WORK TO DO: Each entry below should be written out exactly as it is, with no pictures.

RECORDS:
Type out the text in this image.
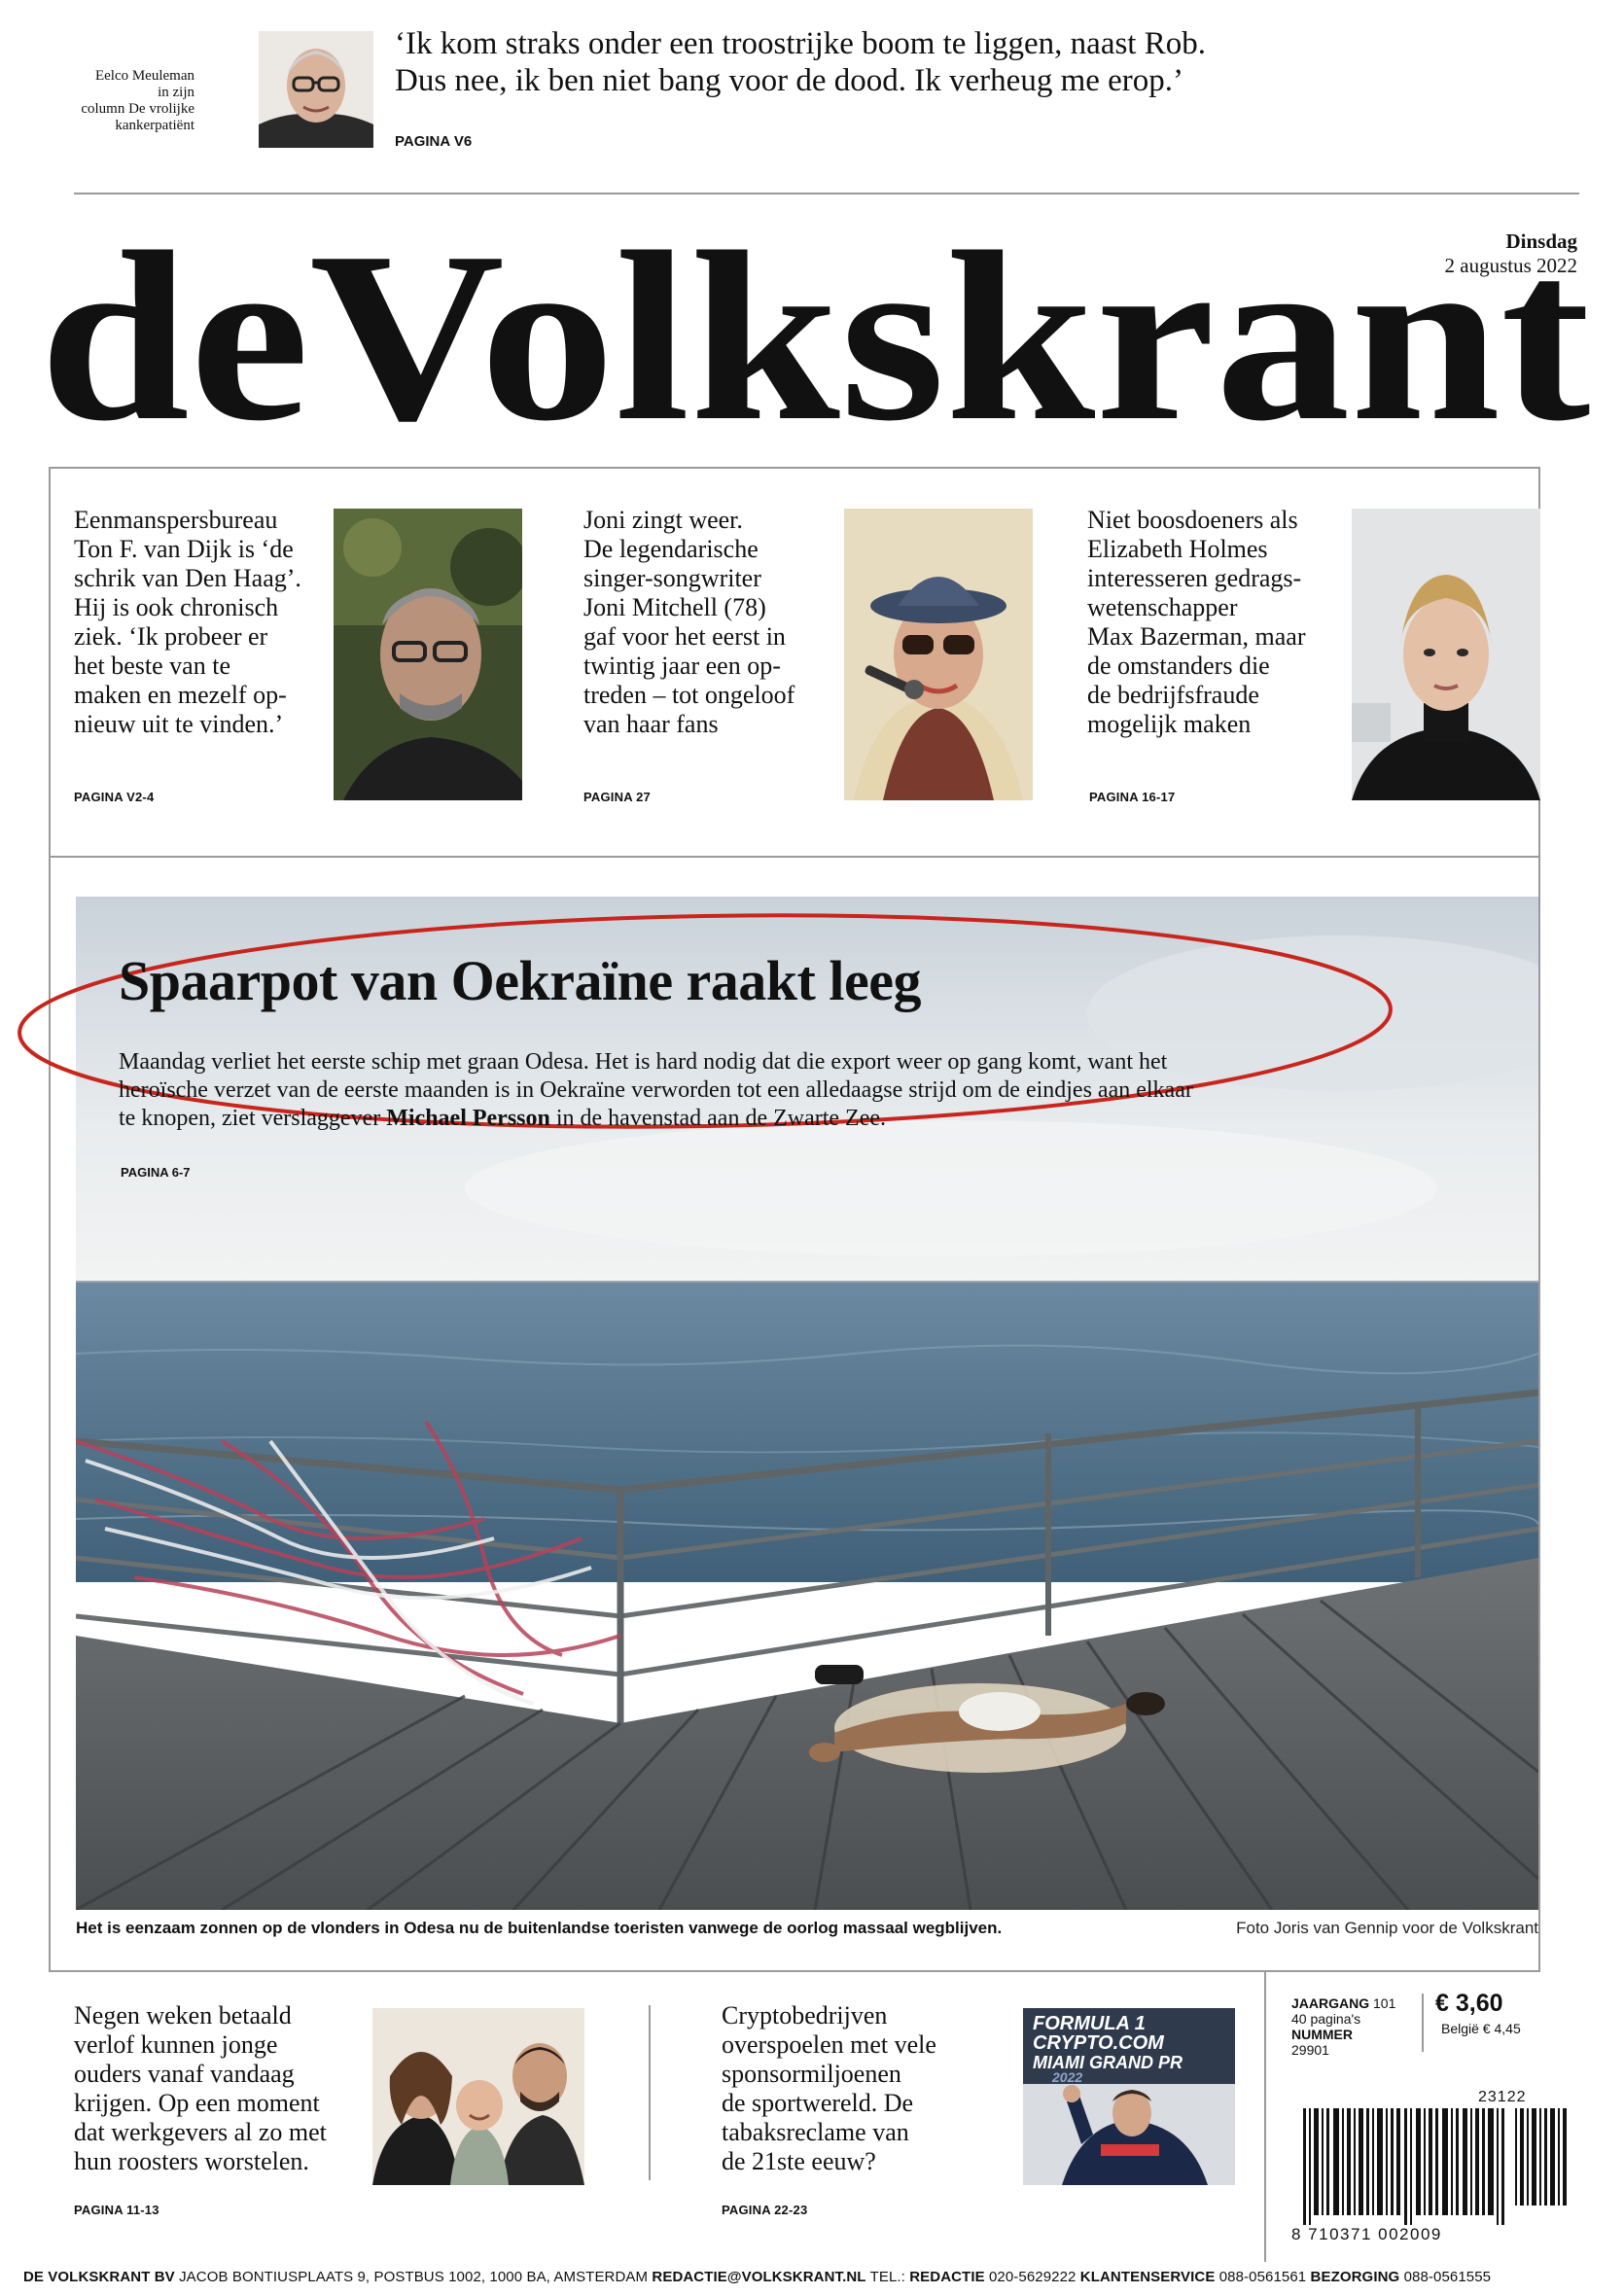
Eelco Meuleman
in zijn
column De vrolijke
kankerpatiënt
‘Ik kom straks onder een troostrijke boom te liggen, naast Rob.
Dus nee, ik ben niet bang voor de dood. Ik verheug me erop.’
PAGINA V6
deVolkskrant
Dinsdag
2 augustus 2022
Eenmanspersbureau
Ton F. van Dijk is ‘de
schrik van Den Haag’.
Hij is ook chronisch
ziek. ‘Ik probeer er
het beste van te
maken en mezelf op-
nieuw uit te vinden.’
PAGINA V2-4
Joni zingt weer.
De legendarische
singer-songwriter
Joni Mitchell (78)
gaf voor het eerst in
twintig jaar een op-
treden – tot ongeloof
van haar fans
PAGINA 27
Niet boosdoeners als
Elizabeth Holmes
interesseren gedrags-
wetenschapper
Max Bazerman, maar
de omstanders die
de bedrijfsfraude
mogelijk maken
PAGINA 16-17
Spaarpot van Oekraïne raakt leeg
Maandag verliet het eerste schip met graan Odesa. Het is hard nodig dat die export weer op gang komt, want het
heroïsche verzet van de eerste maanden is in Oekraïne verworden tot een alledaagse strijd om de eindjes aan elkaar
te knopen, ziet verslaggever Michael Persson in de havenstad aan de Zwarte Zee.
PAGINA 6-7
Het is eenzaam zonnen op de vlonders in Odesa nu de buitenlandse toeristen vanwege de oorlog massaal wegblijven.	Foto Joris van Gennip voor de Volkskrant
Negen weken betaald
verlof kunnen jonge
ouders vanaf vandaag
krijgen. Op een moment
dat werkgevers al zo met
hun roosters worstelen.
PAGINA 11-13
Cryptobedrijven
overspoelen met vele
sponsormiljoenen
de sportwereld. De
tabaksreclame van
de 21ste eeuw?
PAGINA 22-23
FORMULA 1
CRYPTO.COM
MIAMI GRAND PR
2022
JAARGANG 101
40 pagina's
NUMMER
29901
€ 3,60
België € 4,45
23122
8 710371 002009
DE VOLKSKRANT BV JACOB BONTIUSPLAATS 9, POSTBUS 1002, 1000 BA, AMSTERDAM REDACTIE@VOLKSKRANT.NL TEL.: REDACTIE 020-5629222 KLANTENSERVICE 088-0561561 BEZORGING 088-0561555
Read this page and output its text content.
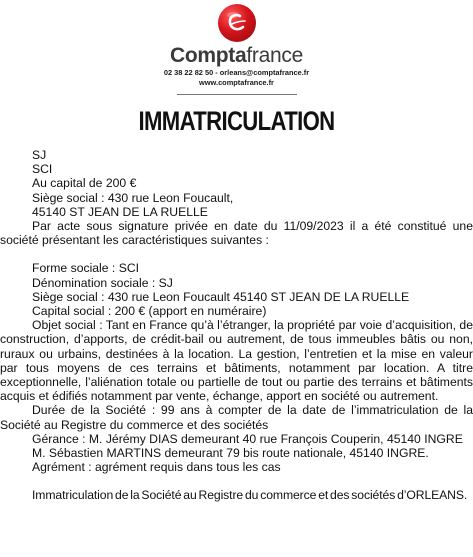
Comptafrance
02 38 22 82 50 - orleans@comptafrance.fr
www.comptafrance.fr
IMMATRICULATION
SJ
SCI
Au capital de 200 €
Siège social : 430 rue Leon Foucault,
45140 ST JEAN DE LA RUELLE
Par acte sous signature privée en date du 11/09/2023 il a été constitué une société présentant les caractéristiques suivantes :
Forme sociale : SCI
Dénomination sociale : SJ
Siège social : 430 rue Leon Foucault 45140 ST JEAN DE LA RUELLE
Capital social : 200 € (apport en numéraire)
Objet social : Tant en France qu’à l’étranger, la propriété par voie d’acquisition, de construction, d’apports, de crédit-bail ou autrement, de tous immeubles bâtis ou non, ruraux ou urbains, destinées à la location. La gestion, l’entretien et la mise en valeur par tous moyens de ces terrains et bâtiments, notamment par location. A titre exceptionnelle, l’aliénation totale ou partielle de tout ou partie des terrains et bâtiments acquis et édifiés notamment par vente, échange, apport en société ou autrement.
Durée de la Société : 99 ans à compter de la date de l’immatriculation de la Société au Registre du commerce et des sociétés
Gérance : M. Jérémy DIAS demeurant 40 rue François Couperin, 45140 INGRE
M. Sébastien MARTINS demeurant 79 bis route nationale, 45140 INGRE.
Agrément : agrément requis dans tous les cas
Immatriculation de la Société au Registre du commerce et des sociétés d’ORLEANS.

RESPONSE:
Type out the text in this image.
Eelco Meuleman
in zijn
column De vrolijke
kankerpatiënt
‘Ik kom straks onder een troostrijke boom te liggen, naast Rob.
Dus nee, ik ben niet bang voor de dood. Ik verheug me erop.’
PAGINA V6
deVolkskrant
Dinsdag
2 augustus 2022
Eenmanspersbureau
Ton F. van Dijk is ‘de
schrik van Den Haag’.
Hij is ook chronisch
ziek. ‘Ik probeer er
het beste van te
maken en mezelf op-
nieuw uit te vinden.’
PAGINA V2-4
Joni zingt weer.
De legendarische
singer-songwriter
Joni Mitchell (78)
gaf voor het eerst in
twintig jaar een op-
treden – tot ongeloof
van haar fans
PAGINA 27
Niet boosdoeners als
Elizabeth Holmes
interesseren gedrags-
wetenschapper
Max Bazerman, maar
de omstanders die
de bedrijfsfraude
mogelijk maken
PAGINA 16-17
Spaarpot van Oekraïne raakt leeg
Maandag verliet het eerste schip met graan Odesa. Het is hard nodig dat die export weer op gang komt, want het
heroïsche verzet van de eerste maanden is in Oekraïne verworden tot een alledaagse strijd om de eindjes aan elkaar
te knopen, ziet verslaggever Michael Persson in de havenstad aan de Zwarte Zee.
PAGINA 6-7
Het is eenzaam zonnen op de vlonders in Odesa nu de buitenlandse toeristen vanwege de oorlog massaal wegblijven.	Foto Joris van Gennip voor de Volkskrant
Negen weken betaald
verlof kunnen jonge
ouders vanaf vandaag
krijgen. Op een moment
dat werkgevers al zo met
hun roosters worstelen.
PAGINA 11-13
Cryptobedrijven
overspoelen met vele
sponsormiljoenen
de sportwereld. De
tabaksreclame van
de 21ste eeuw?
PAGINA 22-23
FORMULA 1
CRYPTO.COM
MIAMI GRAND PR
2022
JAARGANG 101
40 pagina's
NUMMER
29901
€ 3,60
België € 4,45
23122
8 710371 002009
DE VOLKSKRANT BV JACOB BONTIUSPLAATS 9, POSTBUS 1002, 1000 BA, AMSTERDAM REDACTIE@VOLKSKRANT.NL TEL.: REDACTIE 020-5629222 KLANTENSERVICE 088-0561561 BEZORGING 088-0561555
Read this page and output its text content.
Comptafrance
02 38 22 82 50 - orleans@comptafrance.fr
www.comptafrance.fr
IMMATRICULATION
SJ
SCI
Au capital de 200 €
Siège social : 430 rue Leon Foucault,
45140 ST JEAN DE LA RUELLE
Par acte sous signature privée en date du 11/09/2023 il a été constitué une société présentant les caractéristiques suivantes :
Forme sociale : SCI
Dénomination sociale : SJ
Siège social : 430 rue Leon Foucault 45140 ST JEAN DE LA RUELLE
Capital social : 200 € (apport en numéraire)
Objet social : Tant en France qu’à l’étranger, la propriété par voie d’acquisition, de construction, d’apports, de crédit-bail ou autrement, de tous immeubles bâtis ou non, ruraux ou urbains, destinées à la location. La gestion, l’entretien et la mise en valeur par tous moyens de ces terrains et bâtiments, notamment par location. A titre exceptionnelle, l’aliénation totale ou partielle de tout ou partie des terrains et bâtiments acquis et édifiés notamment par vente, échange, apport en société ou autrement.
Durée de la Société : 99 ans à compter de la date de l’immatriculation de la Société au Registre du commerce et des sociétés
Gérance : M. Jérémy DIAS demeurant 40 rue François Couperin, 45140 INGRE
M. Sébastien MARTINS demeurant 79 bis route nationale, 45140 INGRE.
Agrément : agrément requis dans tous les cas
Immatriculation de la Société au Registre du commerce et des sociétés d’ORLEANS.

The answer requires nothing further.